Reproduce the entries exactly.

--

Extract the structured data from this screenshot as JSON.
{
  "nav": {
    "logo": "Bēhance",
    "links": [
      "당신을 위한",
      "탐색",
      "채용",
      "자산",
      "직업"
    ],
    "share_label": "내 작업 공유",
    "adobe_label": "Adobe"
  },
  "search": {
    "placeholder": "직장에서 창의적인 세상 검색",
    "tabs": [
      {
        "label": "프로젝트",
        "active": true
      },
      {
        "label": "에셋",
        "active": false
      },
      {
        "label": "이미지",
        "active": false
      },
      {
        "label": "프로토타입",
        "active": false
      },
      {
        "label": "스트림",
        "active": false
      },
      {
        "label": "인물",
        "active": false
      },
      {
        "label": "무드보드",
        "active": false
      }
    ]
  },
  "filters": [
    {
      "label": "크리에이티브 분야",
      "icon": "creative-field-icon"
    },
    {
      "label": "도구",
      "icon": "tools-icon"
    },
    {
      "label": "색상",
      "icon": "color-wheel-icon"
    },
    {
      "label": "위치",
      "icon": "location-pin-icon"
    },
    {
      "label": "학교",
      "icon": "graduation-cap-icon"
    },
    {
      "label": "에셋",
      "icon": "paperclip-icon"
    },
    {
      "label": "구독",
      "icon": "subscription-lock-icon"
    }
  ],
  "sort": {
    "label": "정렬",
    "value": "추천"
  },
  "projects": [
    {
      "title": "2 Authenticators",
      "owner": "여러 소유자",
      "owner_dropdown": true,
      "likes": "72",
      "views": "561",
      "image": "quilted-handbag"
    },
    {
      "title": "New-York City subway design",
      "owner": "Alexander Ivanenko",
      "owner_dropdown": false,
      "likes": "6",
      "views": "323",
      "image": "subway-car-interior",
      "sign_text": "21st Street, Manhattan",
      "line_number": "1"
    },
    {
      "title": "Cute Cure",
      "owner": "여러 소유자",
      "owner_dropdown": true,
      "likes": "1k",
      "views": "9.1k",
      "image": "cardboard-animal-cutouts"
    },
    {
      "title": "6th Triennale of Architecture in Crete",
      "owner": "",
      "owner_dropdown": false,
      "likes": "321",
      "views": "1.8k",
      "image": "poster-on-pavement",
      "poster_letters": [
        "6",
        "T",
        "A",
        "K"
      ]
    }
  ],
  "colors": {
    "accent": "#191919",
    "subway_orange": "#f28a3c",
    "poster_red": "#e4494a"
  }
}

--

Correct output:
Extract the structured data from this screenshot as JSON.
{
  "nav": {
    "logo": "Bēhance",
    "links": [
      "당신을 위한",
      "탐색",
      "채용",
      "자산",
      "직업"
    ],
    "share_label": "내 작업 공유",
    "adobe_label": "Adobe"
  },
  "search": {
    "placeholder": "직장에서 창의적인 세상 검색",
    "tabs": [
      {
        "label": "프로젝트",
        "active": true
      },
      {
        "label": "에셋",
        "active": false
      },
      {
        "label": "이미지",
        "active": false
      },
      {
        "label": "프로토타입",
        "active": false
      },
      {
        "label": "스트림",
        "active": false
      },
      {
        "label": "인물",
        "active": false
      },
      {
        "label": "무드보드",
        "active": false
      }
    ]
  },
  "filters": [
    {
      "label": "크리에이티브 분야",
      "icon": "creative-field-icon"
    },
    {
      "label": "도구",
      "icon": "tools-icon"
    },
    {
      "label": "색상",
      "icon": "color-wheel-icon"
    },
    {
      "label": "위치",
      "icon": "location-pin-icon"
    },
    {
      "label": "학교",
      "icon": "graduation-cap-icon"
    },
    {
      "label": "에셋",
      "icon": "paperclip-icon"
    },
    {
      "label": "구독",
      "icon": "subscription-lock-icon"
    }
  ],
  "sort": {
    "label": "정렬",
    "value": "추천"
  },
  "projects": [
    {
      "title": "2 Authenticators",
      "owner": "여러 소유자",
      "owner_dropdown": true,
      "likes": "72",
      "views": "561",
      "image": "quilted-handbag"
    },
    {
      "title": "New-York City subway design",
      "owner": "Alexander Ivanenko",
      "owner_dropdown": false,
      "likes": "6",
      "views": "323",
      "image": "subway-car-interior",
      "sign_text": "21st Street, Manhattan",
      "line_number": "1"
    },
    {
      "title": "Cute Cure",
      "owner": "여러 소유자",
      "owner_dropdown": true,
      "likes": "1k",
      "views": "9.1k",
      "image": "cardboard-animal-cutouts"
    },
    {
      "title": "6th Triennale of Architecture in Crete",
      "owner": "",
      "owner_dropdown": false,
      "likes": "321",
      "views": "1.8k",
      "image": "poster-on-pavement",
      "poster_letters": [
        "6",
        "T",
        "A",
        "K"
      ]
    }
  ],
  "colors": {
    "accent": "#191919",
    "subway_orange": "#f28a3c",
    "poster_red": "#e4494a"
  }
}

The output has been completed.